#### [Provided records]
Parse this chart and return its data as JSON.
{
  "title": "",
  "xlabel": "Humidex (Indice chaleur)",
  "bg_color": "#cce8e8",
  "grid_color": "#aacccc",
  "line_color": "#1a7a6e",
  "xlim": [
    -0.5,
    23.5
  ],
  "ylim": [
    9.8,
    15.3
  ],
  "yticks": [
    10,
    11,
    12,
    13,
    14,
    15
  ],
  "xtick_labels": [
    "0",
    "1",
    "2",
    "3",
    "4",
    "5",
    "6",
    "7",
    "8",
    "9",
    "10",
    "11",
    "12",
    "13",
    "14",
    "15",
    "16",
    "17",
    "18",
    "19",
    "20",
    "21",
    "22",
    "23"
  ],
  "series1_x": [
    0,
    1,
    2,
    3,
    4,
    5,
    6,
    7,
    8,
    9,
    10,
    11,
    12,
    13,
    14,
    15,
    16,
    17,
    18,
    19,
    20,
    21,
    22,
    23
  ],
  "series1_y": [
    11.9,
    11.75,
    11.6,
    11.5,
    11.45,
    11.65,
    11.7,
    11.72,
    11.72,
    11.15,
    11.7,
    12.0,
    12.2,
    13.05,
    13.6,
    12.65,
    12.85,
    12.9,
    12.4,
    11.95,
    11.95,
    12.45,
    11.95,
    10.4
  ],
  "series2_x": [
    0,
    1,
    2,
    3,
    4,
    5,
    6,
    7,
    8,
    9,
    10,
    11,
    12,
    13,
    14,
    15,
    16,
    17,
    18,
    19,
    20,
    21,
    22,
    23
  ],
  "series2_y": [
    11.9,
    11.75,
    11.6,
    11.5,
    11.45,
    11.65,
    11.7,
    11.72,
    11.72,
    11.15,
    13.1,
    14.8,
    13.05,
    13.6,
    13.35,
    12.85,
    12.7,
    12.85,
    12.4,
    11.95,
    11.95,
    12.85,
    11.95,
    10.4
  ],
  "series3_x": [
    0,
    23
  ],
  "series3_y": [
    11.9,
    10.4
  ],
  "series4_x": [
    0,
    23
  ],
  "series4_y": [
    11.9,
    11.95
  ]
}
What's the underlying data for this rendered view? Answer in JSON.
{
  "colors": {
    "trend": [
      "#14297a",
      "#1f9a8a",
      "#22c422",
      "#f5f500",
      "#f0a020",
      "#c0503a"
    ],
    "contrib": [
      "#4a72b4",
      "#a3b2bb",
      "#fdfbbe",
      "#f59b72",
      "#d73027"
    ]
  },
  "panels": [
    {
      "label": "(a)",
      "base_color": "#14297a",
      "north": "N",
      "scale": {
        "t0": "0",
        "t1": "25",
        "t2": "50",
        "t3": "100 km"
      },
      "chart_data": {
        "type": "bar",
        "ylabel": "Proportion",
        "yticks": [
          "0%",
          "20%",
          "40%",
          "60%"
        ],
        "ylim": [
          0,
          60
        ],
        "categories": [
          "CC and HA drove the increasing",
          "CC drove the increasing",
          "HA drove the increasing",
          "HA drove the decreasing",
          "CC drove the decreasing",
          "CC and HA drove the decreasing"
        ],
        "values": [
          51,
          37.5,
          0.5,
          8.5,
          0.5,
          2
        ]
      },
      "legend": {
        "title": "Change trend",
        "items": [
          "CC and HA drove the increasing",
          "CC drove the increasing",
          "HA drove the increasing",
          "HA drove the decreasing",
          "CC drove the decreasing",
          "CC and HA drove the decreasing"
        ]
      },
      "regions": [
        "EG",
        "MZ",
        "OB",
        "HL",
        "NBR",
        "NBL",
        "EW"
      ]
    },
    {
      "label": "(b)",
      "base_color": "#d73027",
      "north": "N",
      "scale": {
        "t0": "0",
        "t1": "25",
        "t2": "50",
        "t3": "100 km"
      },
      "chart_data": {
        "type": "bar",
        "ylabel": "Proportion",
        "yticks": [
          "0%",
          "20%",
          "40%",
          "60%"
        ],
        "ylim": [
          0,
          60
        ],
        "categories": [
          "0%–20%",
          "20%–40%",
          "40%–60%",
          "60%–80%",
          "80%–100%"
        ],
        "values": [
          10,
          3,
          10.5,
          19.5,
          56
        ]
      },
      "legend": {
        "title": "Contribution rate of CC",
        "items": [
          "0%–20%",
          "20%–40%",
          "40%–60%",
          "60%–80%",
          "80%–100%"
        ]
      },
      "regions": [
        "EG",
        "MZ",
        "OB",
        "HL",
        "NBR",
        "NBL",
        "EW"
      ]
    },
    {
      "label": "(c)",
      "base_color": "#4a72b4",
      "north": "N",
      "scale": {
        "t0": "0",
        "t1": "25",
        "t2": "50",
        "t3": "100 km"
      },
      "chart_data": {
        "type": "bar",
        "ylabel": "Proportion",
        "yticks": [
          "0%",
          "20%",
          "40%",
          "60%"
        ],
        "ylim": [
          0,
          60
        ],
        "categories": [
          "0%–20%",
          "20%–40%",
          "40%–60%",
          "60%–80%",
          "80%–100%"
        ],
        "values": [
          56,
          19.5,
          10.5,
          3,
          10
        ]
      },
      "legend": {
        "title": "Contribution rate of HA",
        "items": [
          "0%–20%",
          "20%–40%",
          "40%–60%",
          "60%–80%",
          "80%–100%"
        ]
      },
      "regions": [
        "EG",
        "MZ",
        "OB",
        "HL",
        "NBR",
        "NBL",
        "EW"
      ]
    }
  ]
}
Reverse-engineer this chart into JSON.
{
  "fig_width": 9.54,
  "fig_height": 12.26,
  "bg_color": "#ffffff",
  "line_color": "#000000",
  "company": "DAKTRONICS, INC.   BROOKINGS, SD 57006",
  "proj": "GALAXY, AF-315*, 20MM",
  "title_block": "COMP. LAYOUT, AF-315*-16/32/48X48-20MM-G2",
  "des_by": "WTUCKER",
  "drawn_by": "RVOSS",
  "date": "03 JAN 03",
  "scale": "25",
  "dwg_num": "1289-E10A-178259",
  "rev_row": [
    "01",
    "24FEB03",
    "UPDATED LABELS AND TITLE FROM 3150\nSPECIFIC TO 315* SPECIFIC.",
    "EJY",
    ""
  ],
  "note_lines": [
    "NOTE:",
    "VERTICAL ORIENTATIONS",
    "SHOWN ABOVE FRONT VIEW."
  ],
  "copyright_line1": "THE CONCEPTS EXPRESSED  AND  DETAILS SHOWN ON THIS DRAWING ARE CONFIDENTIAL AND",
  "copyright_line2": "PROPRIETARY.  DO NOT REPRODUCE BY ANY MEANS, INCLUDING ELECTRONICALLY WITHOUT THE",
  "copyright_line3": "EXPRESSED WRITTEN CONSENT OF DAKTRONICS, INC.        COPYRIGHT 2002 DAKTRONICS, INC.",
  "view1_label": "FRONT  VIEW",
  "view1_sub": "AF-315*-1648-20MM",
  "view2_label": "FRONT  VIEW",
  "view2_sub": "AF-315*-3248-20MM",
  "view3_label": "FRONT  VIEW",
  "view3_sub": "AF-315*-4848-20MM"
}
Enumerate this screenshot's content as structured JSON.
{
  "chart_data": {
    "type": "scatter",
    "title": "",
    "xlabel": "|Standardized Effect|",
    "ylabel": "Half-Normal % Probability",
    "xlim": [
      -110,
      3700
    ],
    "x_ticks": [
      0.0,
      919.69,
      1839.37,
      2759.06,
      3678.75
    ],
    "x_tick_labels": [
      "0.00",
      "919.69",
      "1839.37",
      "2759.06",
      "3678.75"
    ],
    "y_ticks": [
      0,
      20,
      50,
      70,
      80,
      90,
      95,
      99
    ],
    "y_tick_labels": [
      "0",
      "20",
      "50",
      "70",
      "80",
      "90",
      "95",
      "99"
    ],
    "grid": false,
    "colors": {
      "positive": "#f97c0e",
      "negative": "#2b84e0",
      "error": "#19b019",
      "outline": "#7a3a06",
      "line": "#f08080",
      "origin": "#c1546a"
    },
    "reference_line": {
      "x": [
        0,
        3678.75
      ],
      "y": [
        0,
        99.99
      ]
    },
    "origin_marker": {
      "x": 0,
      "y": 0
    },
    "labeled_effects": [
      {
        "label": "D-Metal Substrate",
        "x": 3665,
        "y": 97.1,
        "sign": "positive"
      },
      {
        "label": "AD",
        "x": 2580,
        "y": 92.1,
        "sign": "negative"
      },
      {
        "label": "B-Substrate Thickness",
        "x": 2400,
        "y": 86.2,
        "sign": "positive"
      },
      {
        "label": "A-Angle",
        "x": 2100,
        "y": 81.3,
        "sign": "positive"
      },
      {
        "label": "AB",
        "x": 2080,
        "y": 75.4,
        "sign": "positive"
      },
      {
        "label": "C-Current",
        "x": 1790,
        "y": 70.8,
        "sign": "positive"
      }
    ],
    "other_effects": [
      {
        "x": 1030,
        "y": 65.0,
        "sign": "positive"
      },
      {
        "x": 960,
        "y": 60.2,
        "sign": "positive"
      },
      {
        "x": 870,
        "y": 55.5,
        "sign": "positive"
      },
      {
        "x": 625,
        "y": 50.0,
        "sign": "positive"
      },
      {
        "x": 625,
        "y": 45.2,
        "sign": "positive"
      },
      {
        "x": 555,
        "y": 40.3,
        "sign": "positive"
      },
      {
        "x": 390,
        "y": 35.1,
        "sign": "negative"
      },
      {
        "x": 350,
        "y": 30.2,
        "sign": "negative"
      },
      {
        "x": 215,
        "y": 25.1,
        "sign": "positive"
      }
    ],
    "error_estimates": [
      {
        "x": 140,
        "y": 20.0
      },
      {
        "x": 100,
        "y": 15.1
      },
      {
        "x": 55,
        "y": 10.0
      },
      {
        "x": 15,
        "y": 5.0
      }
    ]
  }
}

#### [Work to complete]
Go through the records and gather the lines that hold "SHOWN".

#### [Task answer]
    "SHOWN ABOVE FRONT VIEW."
  "copyright_line1": "THE CONCEPTS EXPRESSED  AND  DETAILS SHOWN ON THIS DRAWING ARE CONFIDENTIAL AND",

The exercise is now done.